What you will do -
Return every line of the data below that includes the string "name".

Information provided -
___
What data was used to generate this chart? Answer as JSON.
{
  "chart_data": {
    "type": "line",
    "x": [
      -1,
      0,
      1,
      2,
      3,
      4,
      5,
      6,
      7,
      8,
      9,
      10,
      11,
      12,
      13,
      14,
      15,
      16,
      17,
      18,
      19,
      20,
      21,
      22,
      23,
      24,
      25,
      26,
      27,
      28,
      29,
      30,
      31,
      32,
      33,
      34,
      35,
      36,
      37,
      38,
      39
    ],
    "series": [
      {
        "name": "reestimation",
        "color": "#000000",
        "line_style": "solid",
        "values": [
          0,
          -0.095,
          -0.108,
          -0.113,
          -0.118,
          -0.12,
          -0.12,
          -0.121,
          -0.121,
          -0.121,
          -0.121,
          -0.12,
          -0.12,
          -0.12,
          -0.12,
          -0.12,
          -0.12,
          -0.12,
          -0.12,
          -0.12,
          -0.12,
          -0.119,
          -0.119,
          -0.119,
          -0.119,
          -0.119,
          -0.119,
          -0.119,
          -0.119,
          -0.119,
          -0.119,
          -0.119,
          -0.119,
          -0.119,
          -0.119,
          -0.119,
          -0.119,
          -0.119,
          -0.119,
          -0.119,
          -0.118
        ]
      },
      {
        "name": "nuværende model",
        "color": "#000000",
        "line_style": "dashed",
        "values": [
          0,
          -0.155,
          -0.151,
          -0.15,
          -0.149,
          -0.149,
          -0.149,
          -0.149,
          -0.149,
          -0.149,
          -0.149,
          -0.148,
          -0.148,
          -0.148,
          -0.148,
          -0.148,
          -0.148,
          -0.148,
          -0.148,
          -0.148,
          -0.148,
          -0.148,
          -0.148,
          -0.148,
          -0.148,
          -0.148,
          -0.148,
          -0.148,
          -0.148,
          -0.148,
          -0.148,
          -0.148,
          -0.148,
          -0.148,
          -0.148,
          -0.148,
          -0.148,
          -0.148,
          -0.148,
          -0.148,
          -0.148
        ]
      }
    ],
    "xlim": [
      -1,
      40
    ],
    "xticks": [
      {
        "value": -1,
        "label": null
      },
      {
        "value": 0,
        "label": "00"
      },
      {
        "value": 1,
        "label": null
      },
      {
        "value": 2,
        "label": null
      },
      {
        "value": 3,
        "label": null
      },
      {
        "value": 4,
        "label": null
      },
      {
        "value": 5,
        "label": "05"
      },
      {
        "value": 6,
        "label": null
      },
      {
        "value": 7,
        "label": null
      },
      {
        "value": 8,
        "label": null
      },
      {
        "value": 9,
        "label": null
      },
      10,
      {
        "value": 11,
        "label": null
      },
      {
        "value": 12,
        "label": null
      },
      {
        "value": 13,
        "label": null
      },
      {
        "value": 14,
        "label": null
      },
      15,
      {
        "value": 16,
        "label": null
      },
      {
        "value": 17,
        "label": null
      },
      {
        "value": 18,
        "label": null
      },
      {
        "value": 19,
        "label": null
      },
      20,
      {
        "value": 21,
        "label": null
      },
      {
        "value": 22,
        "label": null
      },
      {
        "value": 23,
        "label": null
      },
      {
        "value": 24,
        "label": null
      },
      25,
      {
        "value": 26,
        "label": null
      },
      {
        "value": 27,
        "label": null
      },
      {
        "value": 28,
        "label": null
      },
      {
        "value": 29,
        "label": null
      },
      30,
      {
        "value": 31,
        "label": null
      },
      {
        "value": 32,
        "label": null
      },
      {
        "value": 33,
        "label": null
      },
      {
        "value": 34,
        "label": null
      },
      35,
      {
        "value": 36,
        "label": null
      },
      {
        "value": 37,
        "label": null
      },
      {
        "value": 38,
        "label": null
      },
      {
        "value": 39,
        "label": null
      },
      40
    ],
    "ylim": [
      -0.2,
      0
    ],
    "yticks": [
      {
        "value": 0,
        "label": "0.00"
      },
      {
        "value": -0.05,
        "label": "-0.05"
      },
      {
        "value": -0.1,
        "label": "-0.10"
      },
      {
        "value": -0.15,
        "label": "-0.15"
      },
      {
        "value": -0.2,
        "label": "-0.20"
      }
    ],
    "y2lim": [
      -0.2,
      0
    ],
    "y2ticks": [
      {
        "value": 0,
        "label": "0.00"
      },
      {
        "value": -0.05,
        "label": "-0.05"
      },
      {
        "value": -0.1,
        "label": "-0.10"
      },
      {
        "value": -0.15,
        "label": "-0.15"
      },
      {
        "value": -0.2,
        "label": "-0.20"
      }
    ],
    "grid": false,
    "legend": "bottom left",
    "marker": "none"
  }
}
___
Output of the task -
        "name": "reestimation",
        "name": "nuværende model",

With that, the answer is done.